Problem description: Exclude the pictures and retype the entries as written.

[START OF Given data]

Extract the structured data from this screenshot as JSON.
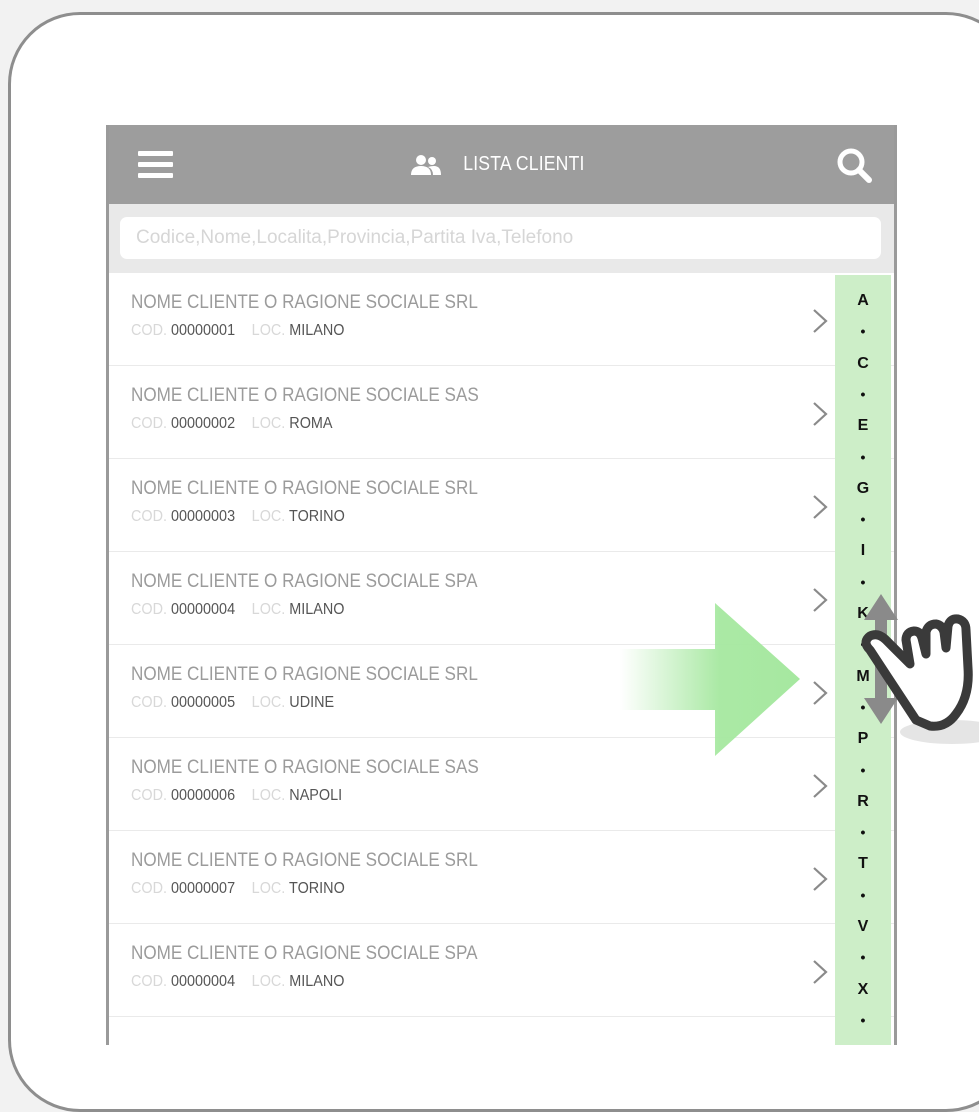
{
  "header": {
    "title": "LISTA CLIENTI",
    "menu_icon": "hamburger-menu-icon",
    "users_icon": "users-icon",
    "search_icon": "search-icon"
  },
  "search": {
    "placeholder": "Codice,Nome,Localita,Provincia,Partita Iva,Telefono"
  },
  "labels": {
    "cod": "COD.",
    "loc": "LOC."
  },
  "clients": [
    {
      "name": "NOME CLIENTE O RAGIONE SOCIALE SRL",
      "code": "00000001",
      "loc": "MILANO"
    },
    {
      "name": "NOME CLIENTE O RAGIONE SOCIALE SAS",
      "code": "00000002",
      "loc": "ROMA"
    },
    {
      "name": "NOME CLIENTE O RAGIONE SOCIALE SRL",
      "code": "00000003",
      "loc": "TORINO"
    },
    {
      "name": "NOME CLIENTE O RAGIONE SOCIALE SPA",
      "code": "00000004",
      "loc": "MILANO"
    },
    {
      "name": "NOME CLIENTE O RAGIONE SOCIALE SRL",
      "code": "00000005",
      "loc": "UDINE"
    },
    {
      "name": "NOME CLIENTE O RAGIONE SOCIALE SAS",
      "code": "00000006",
      "loc": "NAPOLI"
    },
    {
      "name": "NOME CLIENTE O RAGIONE SOCIALE SRL",
      "code": "00000007",
      "loc": "TORINO"
    },
    {
      "name": "NOME CLIENTE O RAGIONE SOCIALE SPA",
      "code": "00000004",
      "loc": "MILANO"
    }
  ],
  "alphabet_index": [
    "A",
    "•",
    "C",
    "•",
    "E",
    "•",
    "G",
    "•",
    "I",
    "•",
    "K",
    "•",
    "M",
    "•",
    "P",
    "•",
    "R",
    "•",
    "T",
    "•",
    "V",
    "•",
    "X",
    "•"
  ],
  "colors": {
    "header_bg": "#9d9d9d",
    "search_bar_bg": "#e9e9e9",
    "index_bg": "#cdeec8",
    "arrow_green": "#a6e8a0",
    "frame": "#8e8e8e"
  }
}
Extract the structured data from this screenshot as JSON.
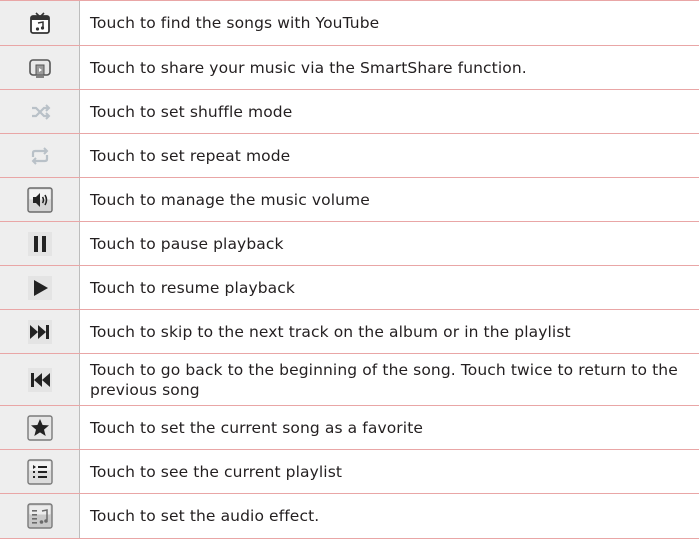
{
  "rows": [
    {
      "icon": "youtube-tv-icon",
      "description": "Touch to find the songs with YouTube"
    },
    {
      "icon": "smartshare-icon",
      "description": "Touch to share your music via the SmartShare function."
    },
    {
      "icon": "shuffle-icon",
      "description": "Touch to set shuffle mode"
    },
    {
      "icon": "repeat-icon",
      "description": "Touch to set repeat mode"
    },
    {
      "icon": "volume-icon",
      "description": "Touch to manage the music volume"
    },
    {
      "icon": "pause-icon",
      "description": "Touch to pause playback"
    },
    {
      "icon": "play-icon",
      "description": "Touch to resume playback"
    },
    {
      "icon": "skip-next-icon",
      "description": "Touch to skip to the next track on the album or in the playlist"
    },
    {
      "icon": "skip-previous-icon",
      "description": "Touch to go back to the beginning of the song. Touch twice to return to the previous song"
    },
    {
      "icon": "favorite-star-icon",
      "description": "Touch to set the current song as a favorite"
    },
    {
      "icon": "playlist-icon",
      "description": "Touch to see the current playlist"
    },
    {
      "icon": "audio-effect-icon",
      "description": "Touch to set the audio effect."
    }
  ],
  "colors": {
    "row_divider": "#e9a6a6",
    "icon_cell_bg": "#eeeeee",
    "text": "#231f20"
  }
}
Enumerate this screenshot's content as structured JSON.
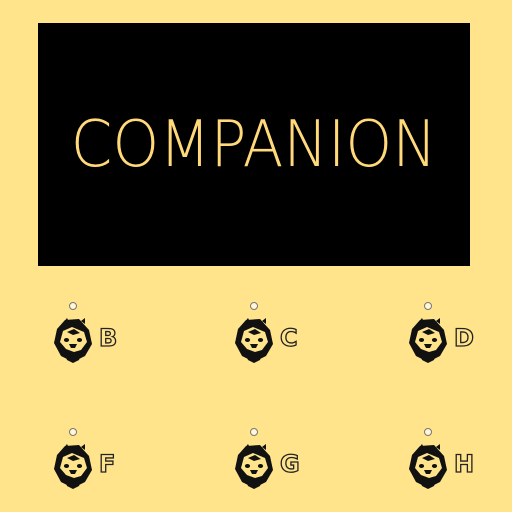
{
  "title": "COMPANION",
  "colors": {
    "background": "#ffe48c",
    "banner": "#000000",
    "title_text": "#ffd97a"
  },
  "options": [
    {
      "letter": "B",
      "icon": "companion-face-icon"
    },
    {
      "letter": "C",
      "icon": "companion-face-icon"
    },
    {
      "letter": "D",
      "icon": "companion-face-icon"
    },
    {
      "letter": "F",
      "icon": "companion-face-icon"
    },
    {
      "letter": "G",
      "icon": "companion-face-icon"
    },
    {
      "letter": "H",
      "icon": "companion-face-icon"
    }
  ]
}
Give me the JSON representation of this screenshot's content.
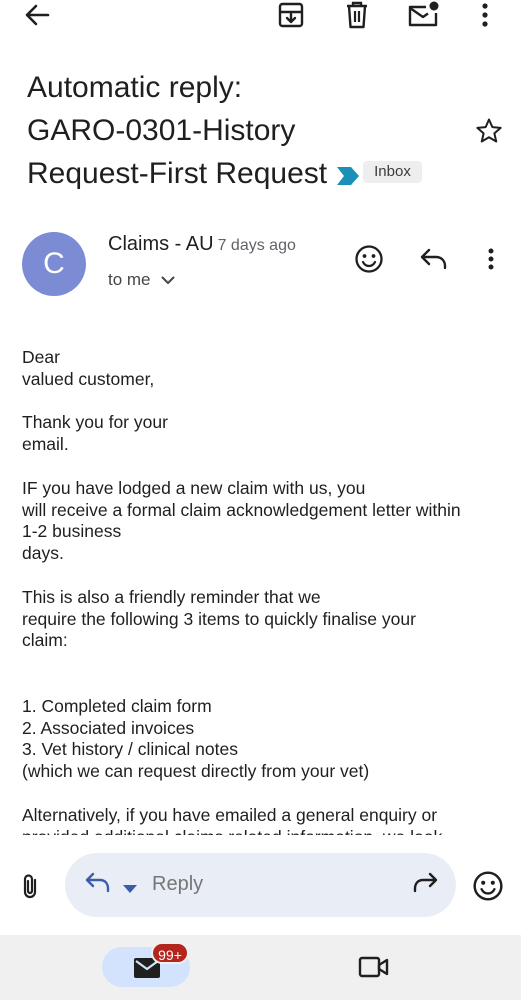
{
  "topbar": {
    "icons": [
      "back-arrow-icon",
      "archive-icon",
      "delete-icon",
      "mark-unread-icon",
      "more-vert-icon"
    ]
  },
  "subject": {
    "line1": "Automatic reply:",
    "line2": "GARO-0301-History",
    "line3": "Request-First Request",
    "label": "Inbox",
    "important_color": "#1a8fb8"
  },
  "sender": {
    "avatar_letter": "C",
    "avatar_color": "#7b8cd4",
    "name": "Claims - AU",
    "time": "7 days ago",
    "recipient": "to me"
  },
  "body": {
    "paragraphs": [
      "Dear\nvalued customer,",
      "Thank you for your\nemail.",
      "IF you have lodged a new claim with us, you\nwill receive a formal claim acknowledgement letter within\n1-2 business\ndays.",
      "This is also a friendly reminder that we\nrequire the following 3 items to quickly finalise your\nclaim:",
      "1. Completed claim form\n2. Associated invoices\n3. Vet history / clinical notes\n(which we can request directly from your vet)",
      "Alternatively, if you have emailed a general enquiry or\nprovided additional claims related information, we look"
    ]
  },
  "reply_bar": {
    "placeholder": "Reply"
  },
  "bottom_nav": {
    "mail_badge": "99+",
    "accent": "#d3e3fd"
  }
}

[END OF Given data]

Correct response:
Extract the structured data from this screenshot as JSON.
{
  "header": {
    "title": "LISTA CLIENTI",
    "menu_icon": "hamburger-menu-icon",
    "users_icon": "users-icon",
    "search_icon": "search-icon"
  },
  "search": {
    "placeholder": "Codice,Nome,Localita,Provincia,Partita Iva,Telefono"
  },
  "labels": {
    "cod": "COD.",
    "loc": "LOC."
  },
  "clients": [
    {
      "name": "NOME CLIENTE O RAGIONE SOCIALE SRL",
      "code": "00000001",
      "loc": "MILANO"
    },
    {
      "name": "NOME CLIENTE O RAGIONE SOCIALE SAS",
      "code": "00000002",
      "loc": "ROMA"
    },
    {
      "name": "NOME CLIENTE O RAGIONE SOCIALE SRL",
      "code": "00000003",
      "loc": "TORINO"
    },
    {
      "name": "NOME CLIENTE O RAGIONE SOCIALE SPA",
      "code": "00000004",
      "loc": "MILANO"
    },
    {
      "name": "NOME CLIENTE O RAGIONE SOCIALE SRL",
      "code": "00000005",
      "loc": "UDINE"
    },
    {
      "name": "NOME CLIENTE O RAGIONE SOCIALE SAS",
      "code": "00000006",
      "loc": "NAPOLI"
    },
    {
      "name": "NOME CLIENTE O RAGIONE SOCIALE SRL",
      "code": "00000007",
      "loc": "TORINO"
    },
    {
      "name": "NOME CLIENTE O RAGIONE SOCIALE SPA",
      "code": "00000004",
      "loc": "MILANO"
    }
  ],
  "alphabet_index": [
    "A",
    "•",
    "C",
    "•",
    "E",
    "•",
    "G",
    "•",
    "I",
    "•",
    "K",
    "•",
    "M",
    "•",
    "P",
    "•",
    "R",
    "•",
    "T",
    "•",
    "V",
    "•",
    "X",
    "•"
  ],
  "colors": {
    "header_bg": "#9d9d9d",
    "search_bar_bg": "#e9e9e9",
    "index_bg": "#cdeec8",
    "arrow_green": "#a6e8a0",
    "frame": "#8e8e8e"
  }
}
Extract the structured data from this screenshot as JSON.
{
  "rows": [
    {
      "icon": "youtube-tv-icon",
      "description": "Touch to find the songs with YouTube"
    },
    {
      "icon": "smartshare-icon",
      "description": "Touch to share your music via the SmartShare function."
    },
    {
      "icon": "shuffle-icon",
      "description": "Touch to set shuffle mode"
    },
    {
      "icon": "repeat-icon",
      "description": "Touch to set repeat mode"
    },
    {
      "icon": "volume-icon",
      "description": "Touch to manage the music volume"
    },
    {
      "icon": "pause-icon",
      "description": "Touch to pause playback"
    },
    {
      "icon": "play-icon",
      "description": "Touch to resume playback"
    },
    {
      "icon": "skip-next-icon",
      "description": "Touch to skip to the next track on the album or in the playlist"
    },
    {
      "icon": "skip-previous-icon",
      "description": "Touch to go back to the beginning of the song. Touch twice to return to the previous song"
    },
    {
      "icon": "favorite-star-icon",
      "description": "Touch to set the current song as a favorite"
    },
    {
      "icon": "playlist-icon",
      "description": "Touch to see the current playlist"
    },
    {
      "icon": "audio-effect-icon",
      "description": "Touch to set the audio effect."
    }
  ],
  "colors": {
    "row_divider": "#e9a6a6",
    "icon_cell_bg": "#eeeeee",
    "text": "#231f20"
  }
}
Enumerate this screenshot's content as structured JSON.
{
  "title": "COMPANION",
  "colors": {
    "background": "#ffe48c",
    "banner": "#000000",
    "title_text": "#ffd97a"
  },
  "options": [
    {
      "letter": "B",
      "icon": "companion-face-icon"
    },
    {
      "letter": "C",
      "icon": "companion-face-icon"
    },
    {
      "letter": "D",
      "icon": "companion-face-icon"
    },
    {
      "letter": "F",
      "icon": "companion-face-icon"
    },
    {
      "letter": "G",
      "icon": "companion-face-icon"
    },
    {
      "letter": "H",
      "icon": "companion-face-icon"
    }
  ]
}
Give me the JSON representation of this screenshot's content.
{
  "topbar": {
    "icons": [
      "back-arrow-icon",
      "archive-icon",
      "delete-icon",
      "mark-unread-icon",
      "more-vert-icon"
    ]
  },
  "subject": {
    "line1": "Automatic reply:",
    "line2": "GARO-0301-History",
    "line3": "Request-First Request",
    "label": "Inbox",
    "important_color": "#1a8fb8"
  },
  "sender": {
    "avatar_letter": "C",
    "avatar_color": "#7b8cd4",
    "name": "Claims - AU",
    "time": "7 days ago",
    "recipient": "to me"
  },
  "body": {
    "paragraphs": [
      "Dear\nvalued customer,",
      "Thank you for your\nemail.",
      "IF you have lodged a new claim with us, you\nwill receive a formal claim acknowledgement letter within\n1-2 business\ndays.",
      "This is also a friendly reminder that we\nrequire the following 3 items to quickly finalise your\nclaim:",
      "1. Completed claim form\n2. Associated invoices\n3. Vet history / clinical notes\n(which we can request directly from your vet)",
      "Alternatively, if you have emailed a general enquiry or\nprovided additional claims related information, we look"
    ]
  },
  "reply_bar": {
    "placeholder": "Reply"
  },
  "bottom_nav": {
    "mail_badge": "99+",
    "accent": "#d3e3fd"
  }
}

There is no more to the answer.